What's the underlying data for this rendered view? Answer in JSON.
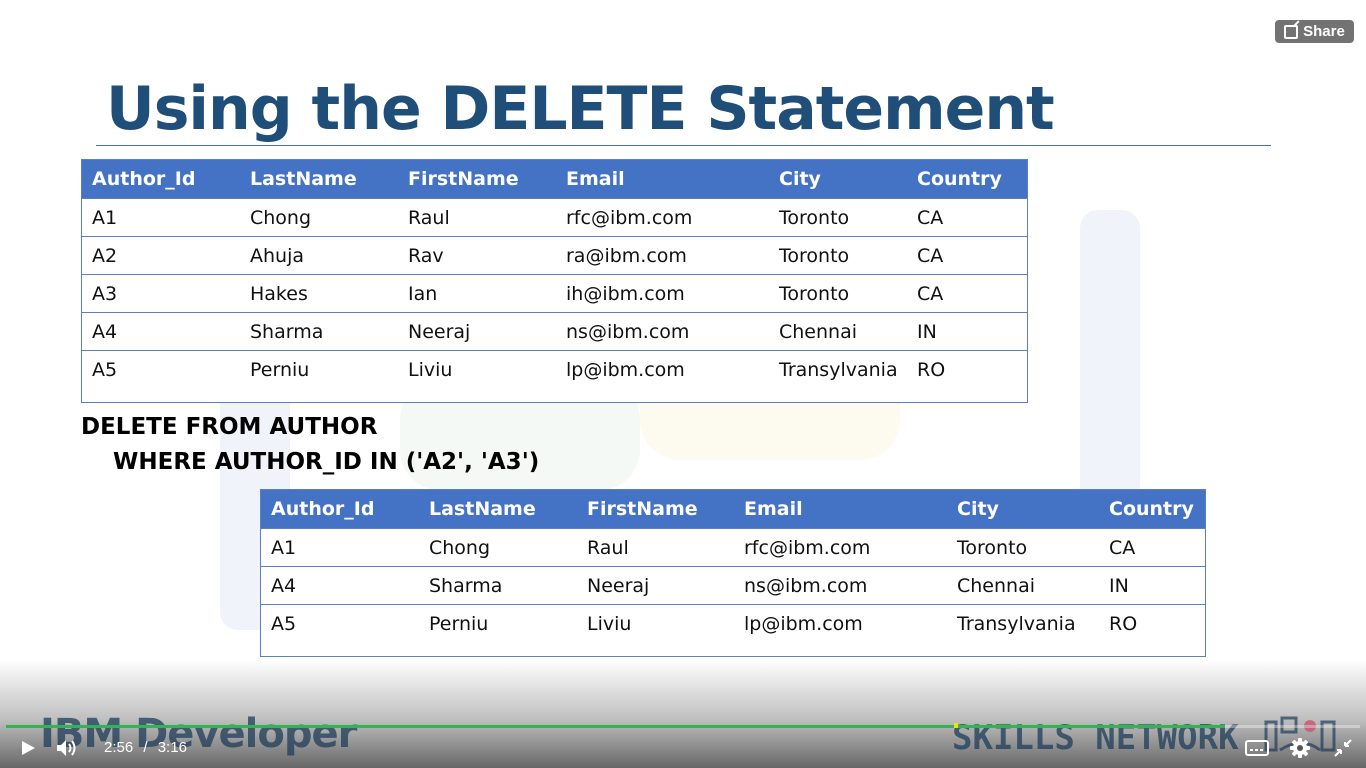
{
  "slide": {
    "title": "Using the DELETE Statement",
    "table_before": {
      "columns": [
        "Author_Id",
        "LastName",
        "FirstName",
        "Email",
        "City",
        "Country"
      ],
      "rows": [
        [
          "A1",
          "Chong",
          "Raul",
          "rfc@ibm.com",
          "Toronto",
          "CA"
        ],
        [
          "A2",
          "Ahuja",
          "Rav",
          "ra@ibm.com",
          "Toronto",
          "CA"
        ],
        [
          "A3",
          "Hakes",
          "Ian",
          "ih@ibm.com",
          "Toronto",
          "CA"
        ],
        [
          "A4",
          "Sharma",
          "Neeraj",
          "ns@ibm.com",
          "Chennai",
          "IN"
        ],
        [
          "A5",
          "Perniu",
          "Liviu",
          "lp@ibm.com",
          "Transylvania",
          "RO"
        ]
      ]
    },
    "sql": {
      "line1": "DELETE FROM AUTHOR",
      "line2": "WHERE AUTHOR_ID IN ('A2', 'A3')"
    },
    "table_after": {
      "columns": [
        "Author_Id",
        "LastName",
        "FirstName",
        "Email",
        "City",
        "Country"
      ],
      "rows": [
        [
          "A1",
          "Chong",
          "Raul",
          "rfc@ibm.com",
          "Toronto",
          "CA"
        ],
        [
          "A4",
          "Sharma",
          "Neeraj",
          "ns@ibm.com",
          "Chennai",
          "IN"
        ],
        [
          "A5",
          "Perniu",
          "Liviu",
          "lp@ibm.com",
          "Transylvania",
          "RO"
        ]
      ]
    },
    "brand_left": "IBM Developer",
    "brand_right": "SKILLS NETWORK"
  },
  "player": {
    "share_label": "Share",
    "current_time": "2:56",
    "separator": "/",
    "duration": "3:16",
    "progress_fraction": 0.9,
    "colors": {
      "progress": "#2db84d",
      "accent_header": "#4472c4",
      "title": "#1f4e79"
    },
    "icons": [
      "play-icon",
      "volume-icon",
      "share-icon",
      "captions-icon",
      "gear-icon",
      "exit-fullscreen-icon"
    ]
  }
}
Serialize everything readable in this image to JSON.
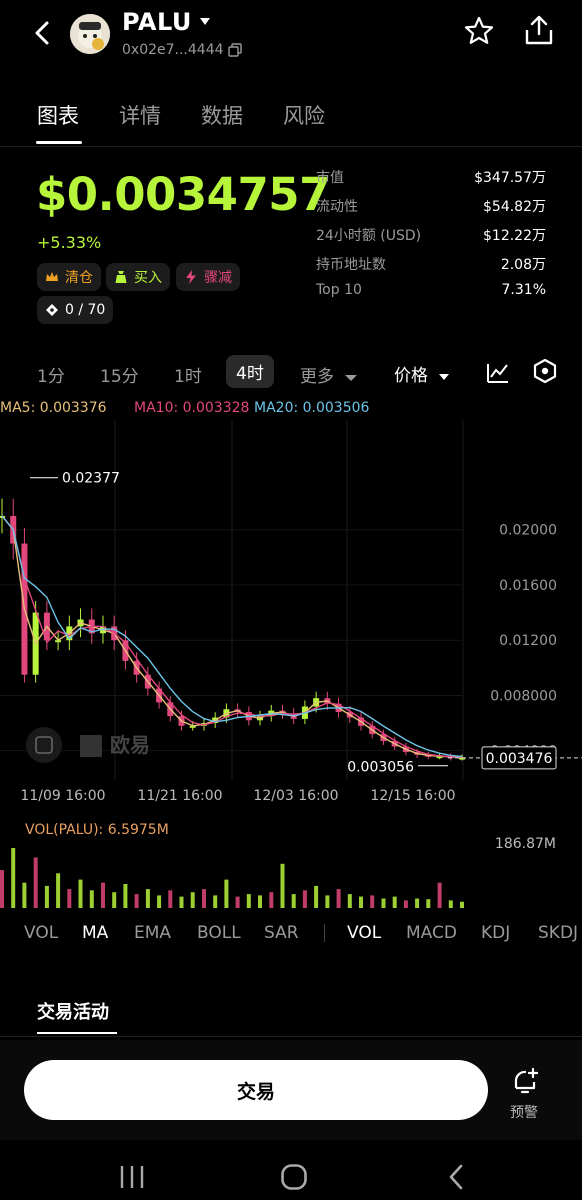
{
  "header": {
    "token_name": "PALU",
    "address": "0x02e7...4444"
  },
  "tabs": [
    "图表",
    "详情",
    "数据",
    "风险"
  ],
  "price": {
    "value": "$0.0034757",
    "change": "+5.33%"
  },
  "chips": {
    "clear": "清仓",
    "buy": "买入",
    "dump": "骤减",
    "holders_progress": "0 / 70"
  },
  "stats": [
    {
      "label": "市值",
      "value": "$347.57万"
    },
    {
      "label": "流动性",
      "value": "$54.82万"
    },
    {
      "label": "24小时额 (USD)",
      "value": "$12.22万"
    },
    {
      "label": "持币地址数",
      "value": "2.08万"
    },
    {
      "label": "Top 10",
      "value": "7.31%"
    }
  ],
  "intervals": {
    "items": [
      "1分",
      "15分",
      "1时",
      "4时"
    ],
    "active": "4时",
    "more": "更多",
    "price_selector": "价格"
  },
  "ma_legend": {
    "ma5": "MA5: 0.003376",
    "ma10": "MA10: 0.003328",
    "ma20": "MA20: 0.003506"
  },
  "colors": {
    "up": "#b7f53b",
    "down": "#e2477d",
    "ma5": "#e8c07a",
    "ma10": "#e2477d",
    "ma20": "#6ec4e8"
  },
  "chart_data": {
    "type": "line",
    "y_ticks": [
      "0.02000",
      "0.01600",
      "0.01200",
      "0.008000",
      "0.004000"
    ],
    "x_ticks": [
      "11/09 16:00",
      "11/21 16:00",
      "12/03 16:00",
      "12/15 16:00"
    ],
    "high_label": "0.02377",
    "low_label": "0.003056",
    "last_price_label": "0.003476",
    "watermark": "欧易",
    "ylim": [
      0.0026,
      0.0265
    ],
    "price": [
      0.021,
      0.019,
      0.0095,
      0.014,
      0.012,
      0.012,
      0.013,
      0.0135,
      0.0125,
      0.013,
      0.012,
      0.0105,
      0.0095,
      0.0085,
      0.0075,
      0.0065,
      0.0058,
      0.0058,
      0.006,
      0.0064,
      0.007,
      0.0068,
      0.0062,
      0.0065,
      0.0069,
      0.0067,
      0.0063,
      0.0072,
      0.0078,
      0.0074,
      0.0068,
      0.0064,
      0.0058,
      0.0052,
      0.0047,
      0.0043,
      0.0039,
      0.0037,
      0.0036,
      0.0036,
      0.0035,
      0.0035
    ]
  },
  "volume": {
    "label": "VOL(PALU): 6.5975M",
    "max_label": "186.87M",
    "values": [
      60,
      95,
      40,
      80,
      35,
      55,
      30,
      45,
      28,
      40,
      25,
      38,
      22,
      30,
      20,
      28,
      18,
      25,
      30,
      20,
      45,
      18,
      22,
      20,
      25,
      70,
      22,
      28,
      35,
      20,
      30,
      22,
      18,
      20,
      15,
      18,
      12,
      15,
      14,
      40,
      12,
      10
    ]
  },
  "indicators": {
    "main": [
      "VOL",
      "MA",
      "EMA",
      "BOLL",
      "SAR"
    ],
    "sub": [
      "VOL",
      "MACD",
      "KDJ",
      "SKDJ"
    ]
  },
  "section": {
    "title": "交易活动"
  },
  "bottom": {
    "trade_label": "交易",
    "alert_label": "预警"
  }
}
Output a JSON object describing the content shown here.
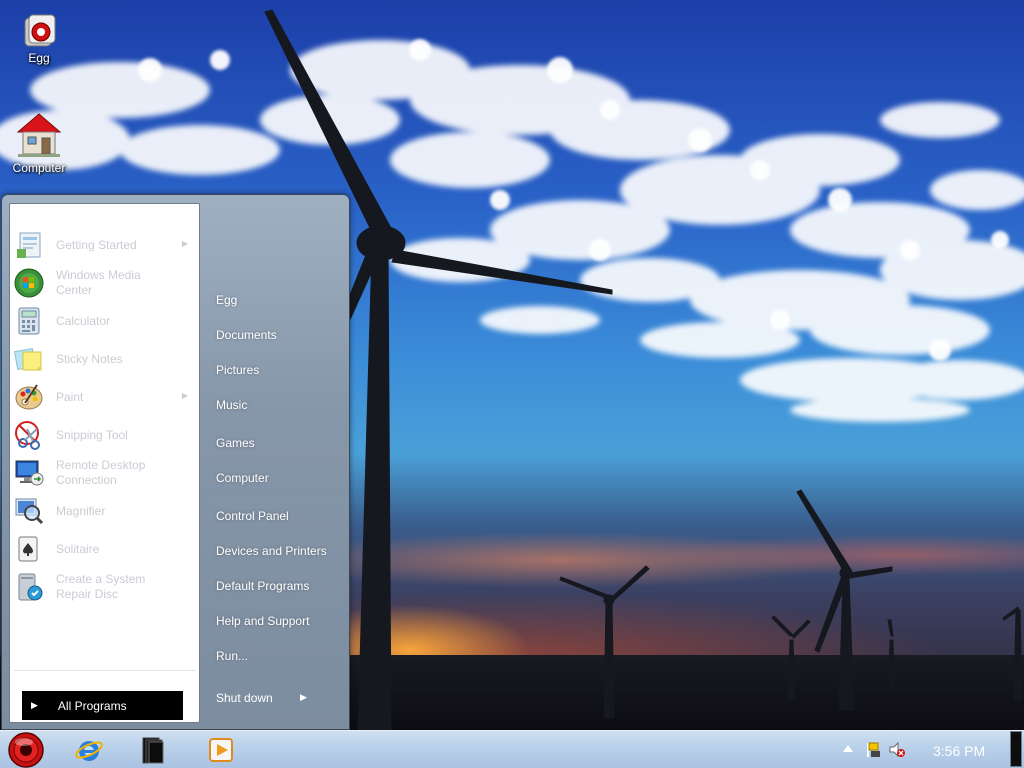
{
  "desktop": {
    "icons": [
      {
        "label": "Egg",
        "icon": "egg-app-icon"
      },
      {
        "label": "Computer",
        "icon": "computer-house-icon"
      }
    ]
  },
  "start_menu": {
    "programs": [
      {
        "label": "Getting Started",
        "icon": "getting-started-icon",
        "has_submenu": true
      },
      {
        "label": "Windows Media Center",
        "icon": "windows-media-center-icon",
        "has_submenu": false
      },
      {
        "label": "Calculator",
        "icon": "calculator-icon",
        "has_submenu": false
      },
      {
        "label": "Sticky Notes",
        "icon": "sticky-notes-icon",
        "has_submenu": false
      },
      {
        "label": "Paint",
        "icon": "paint-palette-icon",
        "has_submenu": true
      },
      {
        "label": "Snipping Tool",
        "icon": "snipping-tool-icon",
        "has_submenu": false
      },
      {
        "label": "Remote Desktop Connection",
        "icon": "remote-desktop-icon",
        "has_submenu": false
      },
      {
        "label": "Magnifier",
        "icon": "magnifier-icon",
        "has_submenu": false
      },
      {
        "label": "Solitaire",
        "icon": "solitaire-icon",
        "has_submenu": false
      },
      {
        "label": "Create a System Repair Disc",
        "icon": "repair-disc-icon",
        "has_submenu": false
      }
    ],
    "all_programs": "All Programs",
    "places": [
      {
        "label": "Egg"
      },
      {
        "label": "Documents"
      },
      {
        "label": "Pictures"
      },
      {
        "label": "Music"
      },
      {
        "label": "Games"
      },
      {
        "label": "Computer"
      },
      {
        "label": "Control Panel"
      },
      {
        "label": "Devices and Printers"
      },
      {
        "label": "Default Programs"
      },
      {
        "label": "Help and Support"
      },
      {
        "label": "Run..."
      }
    ],
    "shutdown_label": "Shut down"
  },
  "taskbar": {
    "start_icon": "start-orb-icon",
    "pinned": [
      {
        "icon": "internet-explorer-icon"
      },
      {
        "icon": "libraries-folder-icon"
      },
      {
        "icon": "media-player-icon"
      }
    ],
    "tray": {
      "icons": [
        "show-hidden-icons-icon",
        "action-center-flag-icon",
        "volume-muted-icon"
      ],
      "clock": "3:56 PM"
    }
  },
  "colors": {
    "taskbar": "#b9d0ea",
    "menu_right_pane": "#8797aa",
    "all_programs_bg": "#000000",
    "disabled_text": "#c9cdd3"
  }
}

----

- _REQUIREMENTS_: Write every record out again exactly; no pictures belong in the copy.

- _ANSWER TO THE PROBLEM_:
What's the underlying data for this rendered view? Answer in JSON.
{
  "slide": {
    "title": "Using the DELETE Statement",
    "table_before": {
      "columns": [
        "Author_Id",
        "LastName",
        "FirstName",
        "Email",
        "City",
        "Country"
      ],
      "rows": [
        [
          "A1",
          "Chong",
          "Raul",
          "rfc@ibm.com",
          "Toronto",
          "CA"
        ],
        [
          "A2",
          "Ahuja",
          "Rav",
          "ra@ibm.com",
          "Toronto",
          "CA"
        ],
        [
          "A3",
          "Hakes",
          "Ian",
          "ih@ibm.com",
          "Toronto",
          "CA"
        ],
        [
          "A4",
          "Sharma",
          "Neeraj",
          "ns@ibm.com",
          "Chennai",
          "IN"
        ],
        [
          "A5",
          "Perniu",
          "Liviu",
          "lp@ibm.com",
          "Transylvania",
          "RO"
        ]
      ]
    },
    "sql": {
      "line1": "DELETE FROM AUTHOR",
      "line2": "WHERE AUTHOR_ID IN ('A2', 'A3')"
    },
    "table_after": {
      "columns": [
        "Author_Id",
        "LastName",
        "FirstName",
        "Email",
        "City",
        "Country"
      ],
      "rows": [
        [
          "A1",
          "Chong",
          "Raul",
          "rfc@ibm.com",
          "Toronto",
          "CA"
        ],
        [
          "A4",
          "Sharma",
          "Neeraj",
          "ns@ibm.com",
          "Chennai",
          "IN"
        ],
        [
          "A5",
          "Perniu",
          "Liviu",
          "lp@ibm.com",
          "Transylvania",
          "RO"
        ]
      ]
    },
    "brand_left": "IBM Developer",
    "brand_right": "SKILLS NETWORK"
  },
  "player": {
    "share_label": "Share",
    "current_time": "2:56",
    "separator": "/",
    "duration": "3:16",
    "progress_fraction": 0.9,
    "colors": {
      "progress": "#2db84d",
      "accent_header": "#4472c4",
      "title": "#1f4e79"
    },
    "icons": [
      "play-icon",
      "volume-icon",
      "share-icon",
      "captions-icon",
      "gear-icon",
      "exit-fullscreen-icon"
    ]
  }
}
Serialize everything readable in this image to JSON.
{
  "header": {
    "token_name": "PALU",
    "address": "0x02e7...4444"
  },
  "tabs": [
    "图表",
    "详情",
    "数据",
    "风险"
  ],
  "price": {
    "value": "$0.0034757",
    "change": "+5.33%"
  },
  "chips": {
    "clear": "清仓",
    "buy": "买入",
    "dump": "骤减",
    "holders_progress": "0 / 70"
  },
  "stats": [
    {
      "label": "市值",
      "value": "$347.57万"
    },
    {
      "label": "流动性",
      "value": "$54.82万"
    },
    {
      "label": "24小时额 (USD)",
      "value": "$12.22万"
    },
    {
      "label": "持币地址数",
      "value": "2.08万"
    },
    {
      "label": "Top 10",
      "value": "7.31%"
    }
  ],
  "intervals": {
    "items": [
      "1分",
      "15分",
      "1时",
      "4时"
    ],
    "active": "4时",
    "more": "更多",
    "price_selector": "价格"
  },
  "ma_legend": {
    "ma5": "MA5: 0.003376",
    "ma10": "MA10: 0.003328",
    "ma20": "MA20: 0.003506"
  },
  "colors": {
    "up": "#b7f53b",
    "down": "#e2477d",
    "ma5": "#e8c07a",
    "ma10": "#e2477d",
    "ma20": "#6ec4e8"
  },
  "chart_data": {
    "type": "line",
    "y_ticks": [
      "0.02000",
      "0.01600",
      "0.01200",
      "0.008000",
      "0.004000"
    ],
    "x_ticks": [
      "11/09 16:00",
      "11/21 16:00",
      "12/03 16:00",
      "12/15 16:00"
    ],
    "high_label": "0.02377",
    "low_label": "0.003056",
    "last_price_label": "0.003476",
    "watermark": "欧易",
    "ylim": [
      0.0026,
      0.0265
    ],
    "price": [
      0.021,
      0.019,
      0.0095,
      0.014,
      0.012,
      0.012,
      0.013,
      0.0135,
      0.0125,
      0.013,
      0.012,
      0.0105,
      0.0095,
      0.0085,
      0.0075,
      0.0065,
      0.0058,
      0.0058,
      0.006,
      0.0064,
      0.007,
      0.0068,
      0.0062,
      0.0065,
      0.0069,
      0.0067,
      0.0063,
      0.0072,
      0.0078,
      0.0074,
      0.0068,
      0.0064,
      0.0058,
      0.0052,
      0.0047,
      0.0043,
      0.0039,
      0.0037,
      0.0036,
      0.0036,
      0.0035,
      0.0035
    ]
  },
  "volume": {
    "label": "VOL(PALU): 6.5975M",
    "max_label": "186.87M",
    "values": [
      60,
      95,
      40,
      80,
      35,
      55,
      30,
      45,
      28,
      40,
      25,
      38,
      22,
      30,
      20,
      28,
      18,
      25,
      30,
      20,
      45,
      18,
      22,
      20,
      25,
      70,
      22,
      28,
      35,
      20,
      30,
      22,
      18,
      20,
      15,
      18,
      12,
      15,
      14,
      40,
      12,
      10
    ]
  },
  "indicators": {
    "main": [
      "VOL",
      "MA",
      "EMA",
      "BOLL",
      "SAR"
    ],
    "sub": [
      "VOL",
      "MACD",
      "KDJ",
      "SKDJ"
    ]
  },
  "section": {
    "title": "交易活动"
  },
  "bottom": {
    "trade_label": "交易",
    "alert_label": "预警"
  }
}
Output a JSON object describing the content shown here.
{
  "desktop": {
    "icons": [
      {
        "label": "Egg",
        "icon": "egg-app-icon"
      },
      {
        "label": "Computer",
        "icon": "computer-house-icon"
      }
    ]
  },
  "start_menu": {
    "programs": [
      {
        "label": "Getting Started",
        "icon": "getting-started-icon",
        "has_submenu": true
      },
      {
        "label": "Windows Media Center",
        "icon": "windows-media-center-icon",
        "has_submenu": false
      },
      {
        "label": "Calculator",
        "icon": "calculator-icon",
        "has_submenu": false
      },
      {
        "label": "Sticky Notes",
        "icon": "sticky-notes-icon",
        "has_submenu": false
      },
      {
        "label": "Paint",
        "icon": "paint-palette-icon",
        "has_submenu": true
      },
      {
        "label": "Snipping Tool",
        "icon": "snipping-tool-icon",
        "has_submenu": false
      },
      {
        "label": "Remote Desktop Connection",
        "icon": "remote-desktop-icon",
        "has_submenu": false
      },
      {
        "label": "Magnifier",
        "icon": "magnifier-icon",
        "has_submenu": false
      },
      {
        "label": "Solitaire",
        "icon": "solitaire-icon",
        "has_submenu": false
      },
      {
        "label": "Create a System Repair Disc",
        "icon": "repair-disc-icon",
        "has_submenu": false
      }
    ],
    "all_programs": "All Programs",
    "places": [
      {
        "label": "Egg"
      },
      {
        "label": "Documents"
      },
      {
        "label": "Pictures"
      },
      {
        "label": "Music"
      },
      {
        "label": "Games"
      },
      {
        "label": "Computer"
      },
      {
        "label": "Control Panel"
      },
      {
        "label": "Devices and Printers"
      },
      {
        "label": "Default Programs"
      },
      {
        "label": "Help and Support"
      },
      {
        "label": "Run..."
      }
    ],
    "shutdown_label": "Shut down"
  },
  "taskbar": {
    "start_icon": "start-orb-icon",
    "pinned": [
      {
        "icon": "internet-explorer-icon"
      },
      {
        "icon": "libraries-folder-icon"
      },
      {
        "icon": "media-player-icon"
      }
    ],
    "tray": {
      "icons": [
        "show-hidden-icons-icon",
        "action-center-flag-icon",
        "volume-muted-icon"
      ],
      "clock": "3:56 PM"
    }
  },
  "colors": {
    "taskbar": "#b9d0ea",
    "menu_right_pane": "#8797aa",
    "all_programs_bg": "#000000",
    "disabled_text": "#c9cdd3"
  }
}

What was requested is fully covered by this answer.